— The input —
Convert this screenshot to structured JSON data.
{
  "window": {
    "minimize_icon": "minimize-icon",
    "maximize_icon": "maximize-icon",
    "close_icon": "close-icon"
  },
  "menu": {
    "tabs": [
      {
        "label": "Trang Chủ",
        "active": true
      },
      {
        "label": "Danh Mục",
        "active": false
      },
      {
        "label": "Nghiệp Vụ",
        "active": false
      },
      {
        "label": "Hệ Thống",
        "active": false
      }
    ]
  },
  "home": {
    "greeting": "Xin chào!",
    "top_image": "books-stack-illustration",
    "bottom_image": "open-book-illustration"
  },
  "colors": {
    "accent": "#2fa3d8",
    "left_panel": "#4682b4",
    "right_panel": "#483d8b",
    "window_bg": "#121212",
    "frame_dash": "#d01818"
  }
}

— Task objective —
Return the material exactly as it stands.

— Solved exercise —
Convert this screenshot to structured JSON data.
{
  "window": {
    "minimize_icon": "minimize-icon",
    "maximize_icon": "maximize-icon",
    "close_icon": "close-icon"
  },
  "menu": {
    "tabs": [
      {
        "label": "Trang Chủ",
        "active": true
      },
      {
        "label": "Danh Mục",
        "active": false
      },
      {
        "label": "Nghiệp Vụ",
        "active": false
      },
      {
        "label": "Hệ Thống",
        "active": false
      }
    ]
  },
  "home": {
    "greeting": "Xin chào!",
    "top_image": "books-stack-illustration",
    "bottom_image": "open-book-illustration"
  },
  "colors": {
    "accent": "#2fa3d8",
    "left_panel": "#4682b4",
    "right_panel": "#483d8b",
    "window_bg": "#121212",
    "frame_dash": "#d01818"
  }
}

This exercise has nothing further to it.